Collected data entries
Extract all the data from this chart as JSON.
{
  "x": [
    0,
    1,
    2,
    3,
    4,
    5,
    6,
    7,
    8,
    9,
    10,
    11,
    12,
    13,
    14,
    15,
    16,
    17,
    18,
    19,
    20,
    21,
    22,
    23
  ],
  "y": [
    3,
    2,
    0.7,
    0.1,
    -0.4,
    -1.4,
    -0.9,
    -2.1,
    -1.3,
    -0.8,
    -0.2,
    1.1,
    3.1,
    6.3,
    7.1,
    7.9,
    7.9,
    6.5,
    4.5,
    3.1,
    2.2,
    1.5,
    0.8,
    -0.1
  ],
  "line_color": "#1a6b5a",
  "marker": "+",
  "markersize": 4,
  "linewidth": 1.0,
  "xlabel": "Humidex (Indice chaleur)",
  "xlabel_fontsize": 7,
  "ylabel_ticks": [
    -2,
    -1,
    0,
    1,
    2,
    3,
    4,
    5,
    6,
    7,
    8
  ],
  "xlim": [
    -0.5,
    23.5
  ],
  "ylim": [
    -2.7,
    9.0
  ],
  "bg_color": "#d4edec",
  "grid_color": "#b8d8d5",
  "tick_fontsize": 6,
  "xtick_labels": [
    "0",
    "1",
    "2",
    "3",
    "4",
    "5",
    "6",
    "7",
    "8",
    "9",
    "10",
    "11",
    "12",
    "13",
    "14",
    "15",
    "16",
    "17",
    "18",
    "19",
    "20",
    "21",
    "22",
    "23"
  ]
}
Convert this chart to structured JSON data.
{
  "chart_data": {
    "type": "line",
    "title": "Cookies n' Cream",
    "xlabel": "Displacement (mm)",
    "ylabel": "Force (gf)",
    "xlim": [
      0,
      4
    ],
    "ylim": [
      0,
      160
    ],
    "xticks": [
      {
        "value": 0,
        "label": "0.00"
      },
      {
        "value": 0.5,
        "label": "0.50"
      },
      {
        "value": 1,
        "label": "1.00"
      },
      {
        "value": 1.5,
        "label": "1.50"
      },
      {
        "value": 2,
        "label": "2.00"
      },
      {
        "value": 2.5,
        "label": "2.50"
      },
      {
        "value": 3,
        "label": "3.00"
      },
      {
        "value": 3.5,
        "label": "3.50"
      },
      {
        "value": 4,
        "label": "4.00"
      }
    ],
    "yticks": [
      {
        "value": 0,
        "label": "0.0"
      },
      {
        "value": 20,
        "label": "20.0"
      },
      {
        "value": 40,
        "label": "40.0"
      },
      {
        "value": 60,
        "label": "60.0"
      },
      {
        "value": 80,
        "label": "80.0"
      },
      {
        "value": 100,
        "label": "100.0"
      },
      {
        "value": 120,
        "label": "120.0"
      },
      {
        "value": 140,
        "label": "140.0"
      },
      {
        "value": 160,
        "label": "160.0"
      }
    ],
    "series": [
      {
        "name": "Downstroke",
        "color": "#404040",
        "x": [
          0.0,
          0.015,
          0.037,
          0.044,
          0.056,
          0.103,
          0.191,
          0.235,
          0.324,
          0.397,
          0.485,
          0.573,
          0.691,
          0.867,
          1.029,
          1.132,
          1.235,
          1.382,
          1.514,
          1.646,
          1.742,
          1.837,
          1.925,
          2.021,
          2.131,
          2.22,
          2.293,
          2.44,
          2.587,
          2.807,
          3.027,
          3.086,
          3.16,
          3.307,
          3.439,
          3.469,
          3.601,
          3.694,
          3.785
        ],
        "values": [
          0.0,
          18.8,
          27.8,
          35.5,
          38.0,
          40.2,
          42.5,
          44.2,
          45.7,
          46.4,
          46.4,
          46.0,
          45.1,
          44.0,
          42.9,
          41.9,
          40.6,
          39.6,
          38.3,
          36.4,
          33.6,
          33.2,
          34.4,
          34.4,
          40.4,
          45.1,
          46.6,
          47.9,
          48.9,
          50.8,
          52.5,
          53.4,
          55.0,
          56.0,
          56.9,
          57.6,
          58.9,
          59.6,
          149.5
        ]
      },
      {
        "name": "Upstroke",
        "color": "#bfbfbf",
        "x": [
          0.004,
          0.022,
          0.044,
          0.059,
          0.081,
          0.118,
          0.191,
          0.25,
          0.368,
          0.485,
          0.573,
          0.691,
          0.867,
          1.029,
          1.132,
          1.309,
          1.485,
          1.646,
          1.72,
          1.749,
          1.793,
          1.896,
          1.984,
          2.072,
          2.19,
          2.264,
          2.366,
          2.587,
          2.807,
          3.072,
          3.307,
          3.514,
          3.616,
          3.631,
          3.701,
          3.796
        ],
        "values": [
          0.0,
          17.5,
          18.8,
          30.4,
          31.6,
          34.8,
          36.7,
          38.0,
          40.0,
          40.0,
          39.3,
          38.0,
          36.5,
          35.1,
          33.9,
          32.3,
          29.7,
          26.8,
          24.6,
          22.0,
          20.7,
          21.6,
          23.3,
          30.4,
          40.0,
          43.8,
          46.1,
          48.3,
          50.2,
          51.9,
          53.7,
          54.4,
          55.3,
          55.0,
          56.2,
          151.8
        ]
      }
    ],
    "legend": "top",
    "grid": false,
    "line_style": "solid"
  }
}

WHAT YOU WILL DO> Each line of the material should be echoed exactly.

THE RESPONSE>
Extract all the data from this chart as JSON.
{
  "x": [
    0,
    1,
    2,
    3,
    4,
    5,
    6,
    7,
    8,
    9,
    10,
    11,
    12,
    13,
    14,
    15,
    16,
    17,
    18,
    19,
    20,
    21,
    22,
    23
  ],
  "y": [
    3,
    2,
    0.7,
    0.1,
    -0.4,
    -1.4,
    -0.9,
    -2.1,
    -1.3,
    -0.8,
    -0.2,
    1.1,
    3.1,
    6.3,
    7.1,
    7.9,
    7.9,
    6.5,
    4.5,
    3.1,
    2.2,
    1.5,
    0.8,
    -0.1
  ],
  "line_color": "#1a6b5a",
  "marker": "+",
  "markersize": 4,
  "linewidth": 1.0,
  "xlabel": "Humidex (Indice chaleur)",
  "xlabel_fontsize": 7,
  "ylabel_ticks": [
    -2,
    -1,
    0,
    1,
    2,
    3,
    4,
    5,
    6,
    7,
    8
  ],
  "xlim": [
    -0.5,
    23.5
  ],
  "ylim": [
    -2.7,
    9.0
  ],
  "bg_color": "#d4edec",
  "grid_color": "#b8d8d5",
  "tick_fontsize": 6,
  "xtick_labels": [
    "0",
    "1",
    "2",
    "3",
    "4",
    "5",
    "6",
    "7",
    "8",
    "9",
    "10",
    "11",
    "12",
    "13",
    "14",
    "15",
    "16",
    "17",
    "18",
    "19",
    "20",
    "21",
    "22",
    "23"
  ]
}
Convert this chart to structured JSON data.
{
  "chart_data": {
    "type": "line",
    "title": "Cookies n' Cream",
    "xlabel": "Displacement (mm)",
    "ylabel": "Force (gf)",
    "xlim": [
      0,
      4
    ],
    "ylim": [
      0,
      160
    ],
    "xticks": [
      {
        "value": 0,
        "label": "0.00"
      },
      {
        "value": 0.5,
        "label": "0.50"
      },
      {
        "value": 1,
        "label": "1.00"
      },
      {
        "value": 1.5,
        "label": "1.50"
      },
      {
        "value": 2,
        "label": "2.00"
      },
      {
        "value": 2.5,
        "label": "2.50"
      },
      {
        "value": 3,
        "label": "3.00"
      },
      {
        "value": 3.5,
        "label": "3.50"
      },
      {
        "value": 4,
        "label": "4.00"
      }
    ],
    "yticks": [
      {
        "value": 0,
        "label": "0.0"
      },
      {
        "value": 20,
        "label": "20.0"
      },
      {
        "value": 40,
        "label": "40.0"
      },
      {
        "value": 60,
        "label": "60.0"
      },
      {
        "value": 80,
        "label": "80.0"
      },
      {
        "value": 100,
        "label": "100.0"
      },
      {
        "value": 120,
        "label": "120.0"
      },
      {
        "value": 140,
        "label": "140.0"
      },
      {
        "value": 160,
        "label": "160.0"
      }
    ],
    "series": [
      {
        "name": "Downstroke",
        "color": "#404040",
        "x": [
          0.0,
          0.015,
          0.037,
          0.044,
          0.056,
          0.103,
          0.191,
          0.235,
          0.324,
          0.397,
          0.485,
          0.573,
          0.691,
          0.867,
          1.029,
          1.132,
          1.235,
          1.382,
          1.514,
          1.646,
          1.742,
          1.837,
          1.925,
          2.021,
          2.131,
          2.22,
          2.293,
          2.44,
          2.587,
          2.807,
          3.027,
          3.086,
          3.16,
          3.307,
          3.439,
          3.469,
          3.601,
          3.694,
          3.785
        ],
        "values": [
          0.0,
          18.8,
          27.8,
          35.5,
          38.0,
          40.2,
          42.5,
          44.2,
          45.7,
          46.4,
          46.4,
          46.0,
          45.1,
          44.0,
          42.9,
          41.9,
          40.6,
          39.6,
          38.3,
          36.4,
          33.6,
          33.2,
          34.4,
          34.4,
          40.4,
          45.1,
          46.6,
          47.9,
          48.9,
          50.8,
          52.5,
          53.4,
          55.0,
          56.0,
          56.9,
          57.6,
          58.9,
          59.6,
          149.5
        ]
      },
      {
        "name": "Upstroke",
        "color": "#bfbfbf",
        "x": [
          0.004,
          0.022,
          0.044,
          0.059,
          0.081,
          0.118,
          0.191,
          0.25,
          0.368,
          0.485,
          0.573,
          0.691,
          0.867,
          1.029,
          1.132,
          1.309,
          1.485,
          1.646,
          1.72,
          1.749,
          1.793,
          1.896,
          1.984,
          2.072,
          2.19,
          2.264,
          2.366,
          2.587,
          2.807,
          3.072,
          3.307,
          3.514,
          3.616,
          3.631,
          3.701,
          3.796
        ],
        "values": [
          0.0,
          17.5,
          18.8,
          30.4,
          31.6,
          34.8,
          36.7,
          38.0,
          40.0,
          40.0,
          39.3,
          38.0,
          36.5,
          35.1,
          33.9,
          32.3,
          29.7,
          26.8,
          24.6,
          22.0,
          20.7,
          21.6,
          23.3,
          30.4,
          40.0,
          43.8,
          46.1,
          48.3,
          50.2,
          51.9,
          53.7,
          54.4,
          55.3,
          55.0,
          56.2,
          151.8
        ]
      }
    ],
    "legend": "top",
    "grid": false,
    "line_style": "solid"
  }
}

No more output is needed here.